# Task material

>> BEGIN

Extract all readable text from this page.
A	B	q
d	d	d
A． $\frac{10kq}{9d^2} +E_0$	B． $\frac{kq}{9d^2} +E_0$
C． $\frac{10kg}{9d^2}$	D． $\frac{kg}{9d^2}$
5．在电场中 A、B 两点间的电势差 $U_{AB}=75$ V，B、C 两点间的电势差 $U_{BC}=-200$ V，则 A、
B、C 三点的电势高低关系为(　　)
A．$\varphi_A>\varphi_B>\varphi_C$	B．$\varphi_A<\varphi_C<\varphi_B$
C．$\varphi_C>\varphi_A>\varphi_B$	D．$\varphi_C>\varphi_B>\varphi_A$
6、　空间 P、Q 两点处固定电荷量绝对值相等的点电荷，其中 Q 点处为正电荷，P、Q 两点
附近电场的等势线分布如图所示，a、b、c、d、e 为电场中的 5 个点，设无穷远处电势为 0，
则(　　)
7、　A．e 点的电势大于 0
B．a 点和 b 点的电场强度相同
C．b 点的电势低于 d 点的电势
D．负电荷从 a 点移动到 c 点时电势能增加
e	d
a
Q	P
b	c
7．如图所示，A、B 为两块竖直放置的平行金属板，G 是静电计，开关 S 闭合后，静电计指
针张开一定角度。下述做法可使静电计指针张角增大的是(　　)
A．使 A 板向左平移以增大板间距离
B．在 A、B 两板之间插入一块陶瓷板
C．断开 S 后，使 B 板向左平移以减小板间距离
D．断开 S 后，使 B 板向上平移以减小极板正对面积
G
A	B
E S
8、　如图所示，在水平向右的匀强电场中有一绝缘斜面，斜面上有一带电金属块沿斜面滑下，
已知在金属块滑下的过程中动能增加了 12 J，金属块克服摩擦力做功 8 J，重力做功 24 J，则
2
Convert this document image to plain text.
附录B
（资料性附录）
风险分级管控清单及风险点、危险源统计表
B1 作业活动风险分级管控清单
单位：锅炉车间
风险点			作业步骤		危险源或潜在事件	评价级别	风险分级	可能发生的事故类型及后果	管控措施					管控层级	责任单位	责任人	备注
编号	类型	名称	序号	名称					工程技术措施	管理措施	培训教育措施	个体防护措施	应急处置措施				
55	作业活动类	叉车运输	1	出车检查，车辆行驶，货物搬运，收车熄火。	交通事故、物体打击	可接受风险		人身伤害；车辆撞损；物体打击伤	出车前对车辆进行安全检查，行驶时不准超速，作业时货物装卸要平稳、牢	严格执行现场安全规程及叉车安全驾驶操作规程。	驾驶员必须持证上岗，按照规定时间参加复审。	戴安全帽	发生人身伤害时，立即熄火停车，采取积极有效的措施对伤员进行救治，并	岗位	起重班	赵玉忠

>> END

# What to do
Extract all lines from the material above that include the word "this".

# In response
Extract all readable text from this page.
Convert this document image to plain text.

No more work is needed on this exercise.